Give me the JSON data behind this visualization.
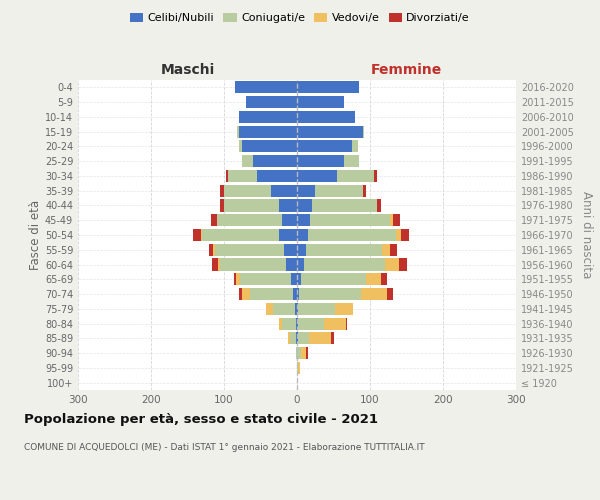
{
  "age_groups": [
    "100+",
    "95-99",
    "90-94",
    "85-89",
    "80-84",
    "75-79",
    "70-74",
    "65-69",
    "60-64",
    "55-59",
    "50-54",
    "45-49",
    "40-44",
    "35-39",
    "30-34",
    "25-29",
    "20-24",
    "15-19",
    "10-14",
    "5-9",
    "0-4"
  ],
  "birth_years": [
    "≤ 1920",
    "1921-1925",
    "1926-1930",
    "1931-1935",
    "1936-1940",
    "1941-1945",
    "1946-1950",
    "1951-1955",
    "1956-1960",
    "1961-1965",
    "1966-1970",
    "1971-1975",
    "1976-1980",
    "1981-1985",
    "1986-1990",
    "1991-1995",
    "1996-2000",
    "2001-2005",
    "2006-2010",
    "2011-2015",
    "2016-2020"
  ],
  "male": {
    "celibi": [
      0,
      0,
      0,
      2,
      2,
      3,
      5,
      8,
      15,
      18,
      25,
      20,
      25,
      35,
      55,
      60,
      75,
      80,
      80,
      70,
      85
    ],
    "coniugati": [
      0,
      0,
      2,
      8,
      18,
      30,
      60,
      70,
      90,
      95,
      105,
      90,
      75,
      65,
      40,
      15,
      5,
      2,
      0,
      0,
      0
    ],
    "vedovi": [
      0,
      0,
      0,
      3,
      5,
      10,
      10,
      5,
      3,
      2,
      2,
      0,
      0,
      0,
      0,
      0,
      0,
      0,
      0,
      0,
      0
    ],
    "divorziati": [
      0,
      0,
      0,
      0,
      0,
      0,
      5,
      3,
      8,
      5,
      10,
      8,
      5,
      5,
      2,
      0,
      0,
      0,
      0,
      0,
      0
    ]
  },
  "female": {
    "nubili": [
      0,
      0,
      0,
      2,
      2,
      2,
      3,
      5,
      10,
      12,
      15,
      18,
      20,
      25,
      55,
      65,
      75,
      90,
      80,
      65,
      85
    ],
    "coniugate": [
      0,
      2,
      5,
      15,
      35,
      50,
      85,
      90,
      110,
      105,
      120,
      110,
      90,
      65,
      50,
      20,
      8,
      2,
      0,
      0,
      0
    ],
    "vedove": [
      0,
      2,
      8,
      30,
      30,
      25,
      35,
      20,
      20,
      10,
      8,
      3,
      0,
      0,
      0,
      0,
      0,
      0,
      0,
      0,
      0
    ],
    "divorziate": [
      0,
      0,
      2,
      3,
      2,
      0,
      8,
      8,
      10,
      10,
      10,
      10,
      5,
      5,
      5,
      0,
      0,
      0,
      0,
      0,
      0
    ]
  },
  "colors": {
    "celibi_nubili": "#4472c4",
    "coniugati": "#b8cca0",
    "vedovi": "#f0c060",
    "divorziati": "#c0312b"
  },
  "xlim": 300,
  "title": "Popolazione per età, sesso e stato civile - 2021",
  "subtitle": "COMUNE DI ACQUEDOLCI (ME) - Dati ISTAT 1° gennaio 2021 - Elaborazione TUTTITALIA.IT",
  "ylabel_left": "Fasce di età",
  "ylabel_right": "Anni di nascita",
  "xlabel_left": "Maschi",
  "xlabel_right": "Femmine",
  "bg_color": "#f0f0eb",
  "plot_bg": "#ffffff",
  "legend_labels": [
    "Celibi/Nubili",
    "Coniugati/e",
    "Vedovi/e",
    "Divorziati/e"
  ]
}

#####

## Your goal
Transcribe every entry word for word, but omit the pictures.

## Output
Give me the JSON data behind this visualization.
{
  "age_groups": [
    "100+",
    "95-99",
    "90-94",
    "85-89",
    "80-84",
    "75-79",
    "70-74",
    "65-69",
    "60-64",
    "55-59",
    "50-54",
    "45-49",
    "40-44",
    "35-39",
    "30-34",
    "25-29",
    "20-24",
    "15-19",
    "10-14",
    "5-9",
    "0-4"
  ],
  "birth_years": [
    "≤ 1920",
    "1921-1925",
    "1926-1930",
    "1931-1935",
    "1936-1940",
    "1941-1945",
    "1946-1950",
    "1951-1955",
    "1956-1960",
    "1961-1965",
    "1966-1970",
    "1971-1975",
    "1976-1980",
    "1981-1985",
    "1986-1990",
    "1991-1995",
    "1996-2000",
    "2001-2005",
    "2006-2010",
    "2011-2015",
    "2016-2020"
  ],
  "male": {
    "celibi": [
      0,
      0,
      0,
      2,
      2,
      3,
      5,
      8,
      15,
      18,
      25,
      20,
      25,
      35,
      55,
      60,
      75,
      80,
      80,
      70,
      85
    ],
    "coniugati": [
      0,
      0,
      2,
      8,
      18,
      30,
      60,
      70,
      90,
      95,
      105,
      90,
      75,
      65,
      40,
      15,
      5,
      2,
      0,
      0,
      0
    ],
    "vedovi": [
      0,
      0,
      0,
      3,
      5,
      10,
      10,
      5,
      3,
      2,
      2,
      0,
      0,
      0,
      0,
      0,
      0,
      0,
      0,
      0,
      0
    ],
    "divorziati": [
      0,
      0,
      0,
      0,
      0,
      0,
      5,
      3,
      8,
      5,
      10,
      8,
      5,
      5,
      2,
      0,
      0,
      0,
      0,
      0,
      0
    ]
  },
  "female": {
    "nubili": [
      0,
      0,
      0,
      2,
      2,
      2,
      3,
      5,
      10,
      12,
      15,
      18,
      20,
      25,
      55,
      65,
      75,
      90,
      80,
      65,
      85
    ],
    "coniugate": [
      0,
      2,
      5,
      15,
      35,
      50,
      85,
      90,
      110,
      105,
      120,
      110,
      90,
      65,
      50,
      20,
      8,
      2,
      0,
      0,
      0
    ],
    "vedove": [
      0,
      2,
      8,
      30,
      30,
      25,
      35,
      20,
      20,
      10,
      8,
      3,
      0,
      0,
      0,
      0,
      0,
      0,
      0,
      0,
      0
    ],
    "divorziate": [
      0,
      0,
      2,
      3,
      2,
      0,
      8,
      8,
      10,
      10,
      10,
      10,
      5,
      5,
      5,
      0,
      0,
      0,
      0,
      0,
      0
    ]
  },
  "colors": {
    "celibi_nubili": "#4472c4",
    "coniugati": "#b8cca0",
    "vedovi": "#f0c060",
    "divorziati": "#c0312b"
  },
  "xlim": 300,
  "title": "Popolazione per età, sesso e stato civile - 2021",
  "subtitle": "COMUNE DI ACQUEDOLCI (ME) - Dati ISTAT 1° gennaio 2021 - Elaborazione TUTTITALIA.IT",
  "ylabel_left": "Fasce di età",
  "ylabel_right": "Anni di nascita",
  "xlabel_left": "Maschi",
  "xlabel_right": "Femmine",
  "bg_color": "#f0f0eb",
  "plot_bg": "#ffffff",
  "legend_labels": [
    "Celibi/Nubili",
    "Coniugati/e",
    "Vedovi/e",
    "Divorziati/e"
  ]
}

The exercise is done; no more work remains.